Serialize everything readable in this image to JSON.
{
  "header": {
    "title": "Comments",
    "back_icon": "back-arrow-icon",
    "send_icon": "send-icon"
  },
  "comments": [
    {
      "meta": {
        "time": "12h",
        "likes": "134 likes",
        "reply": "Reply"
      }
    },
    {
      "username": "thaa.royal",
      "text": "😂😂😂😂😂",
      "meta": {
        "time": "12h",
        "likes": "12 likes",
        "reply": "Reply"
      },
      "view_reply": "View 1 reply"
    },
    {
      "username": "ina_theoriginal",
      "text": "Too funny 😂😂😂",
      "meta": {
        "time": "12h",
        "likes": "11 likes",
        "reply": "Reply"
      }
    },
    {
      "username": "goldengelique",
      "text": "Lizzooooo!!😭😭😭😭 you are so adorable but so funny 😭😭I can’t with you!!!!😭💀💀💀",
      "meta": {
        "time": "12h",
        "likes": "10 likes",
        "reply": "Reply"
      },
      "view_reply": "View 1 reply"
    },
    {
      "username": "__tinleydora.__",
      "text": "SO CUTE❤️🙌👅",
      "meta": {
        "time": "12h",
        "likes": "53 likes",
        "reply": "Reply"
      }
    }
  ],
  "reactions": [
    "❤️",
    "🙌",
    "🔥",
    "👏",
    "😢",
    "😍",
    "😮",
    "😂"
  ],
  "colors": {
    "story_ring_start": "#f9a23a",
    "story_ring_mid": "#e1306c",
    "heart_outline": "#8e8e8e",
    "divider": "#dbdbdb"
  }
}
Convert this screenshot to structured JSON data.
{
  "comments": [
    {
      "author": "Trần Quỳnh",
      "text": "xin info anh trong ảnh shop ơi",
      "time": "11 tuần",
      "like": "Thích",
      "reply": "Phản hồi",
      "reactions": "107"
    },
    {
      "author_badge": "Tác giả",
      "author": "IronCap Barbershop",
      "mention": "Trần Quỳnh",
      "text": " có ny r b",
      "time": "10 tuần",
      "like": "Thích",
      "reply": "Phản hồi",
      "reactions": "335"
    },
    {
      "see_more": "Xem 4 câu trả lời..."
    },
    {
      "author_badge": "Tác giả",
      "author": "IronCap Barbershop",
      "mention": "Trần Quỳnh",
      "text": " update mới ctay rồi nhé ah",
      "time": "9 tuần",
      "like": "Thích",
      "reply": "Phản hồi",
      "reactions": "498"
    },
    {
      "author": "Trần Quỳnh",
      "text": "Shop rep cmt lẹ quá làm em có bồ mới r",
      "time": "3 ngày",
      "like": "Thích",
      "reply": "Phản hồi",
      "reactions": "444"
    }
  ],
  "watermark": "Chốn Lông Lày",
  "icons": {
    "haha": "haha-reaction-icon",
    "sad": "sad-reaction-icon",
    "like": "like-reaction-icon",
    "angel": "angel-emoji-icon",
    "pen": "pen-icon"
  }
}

• **What is required**
Extract the complete listing above, reproducing each line exactly.

• **Solution**
Serialize everything readable in this image to JSON.
{
  "header": {
    "title": "Comments",
    "back_icon": "back-arrow-icon",
    "send_icon": "send-icon"
  },
  "comments": [
    {
      "meta": {
        "time": "12h",
        "likes": "134 likes",
        "reply": "Reply"
      }
    },
    {
      "username": "thaa.royal",
      "text": "😂😂😂😂😂",
      "meta": {
        "time": "12h",
        "likes": "12 likes",
        "reply": "Reply"
      },
      "view_reply": "View 1 reply"
    },
    {
      "username": "ina_theoriginal",
      "text": "Too funny 😂😂😂",
      "meta": {
        "time": "12h",
        "likes": "11 likes",
        "reply": "Reply"
      }
    },
    {
      "username": "goldengelique",
      "text": "Lizzooooo!!😭😭😭😭 you are so adorable but so funny 😭😭I can’t with you!!!!😭💀💀💀",
      "meta": {
        "time": "12h",
        "likes": "10 likes",
        "reply": "Reply"
      },
      "view_reply": "View 1 reply"
    },
    {
      "username": "__tinleydora.__",
      "text": "SO CUTE❤️🙌👅",
      "meta": {
        "time": "12h",
        "likes": "53 likes",
        "reply": "Reply"
      }
    }
  ],
  "reactions": [
    "❤️",
    "🙌",
    "🔥",
    "👏",
    "😢",
    "😍",
    "😮",
    "😂"
  ],
  "colors": {
    "story_ring_start": "#f9a23a",
    "story_ring_mid": "#e1306c",
    "heart_outline": "#8e8e8e",
    "divider": "#dbdbdb"
  }
}
Convert this screenshot to structured JSON data.
{
  "comments": [
    {
      "author": "Trần Quỳnh",
      "text": "xin info anh trong ảnh shop ơi",
      "time": "11 tuần",
      "like": "Thích",
      "reply": "Phản hồi",
      "reactions": "107"
    },
    {
      "author_badge": "Tác giả",
      "author": "IronCap Barbershop",
      "mention": "Trần Quỳnh",
      "text": " có ny r b",
      "time": "10 tuần",
      "like": "Thích",
      "reply": "Phản hồi",
      "reactions": "335"
    },
    {
      "see_more": "Xem 4 câu trả lời..."
    },
    {
      "author_badge": "Tác giả",
      "author": "IronCap Barbershop",
      "mention": "Trần Quỳnh",
      "text": " update mới ctay rồi nhé ah",
      "time": "9 tuần",
      "like": "Thích",
      "reply": "Phản hồi",
      "reactions": "498"
    },
    {
      "author": "Trần Quỳnh",
      "text": "Shop rep cmt lẹ quá làm em có bồ mới r",
      "time": "3 ngày",
      "like": "Thích",
      "reply": "Phản hồi",
      "reactions": "444"
    }
  ],
  "watermark": "Chốn Lông Lày",
  "icons": {
    "haha": "haha-reaction-icon",
    "sad": "sad-reaction-icon",
    "like": "like-reaction-icon",
    "angel": "angel-emoji-icon",
    "pen": "pen-icon"
  }
}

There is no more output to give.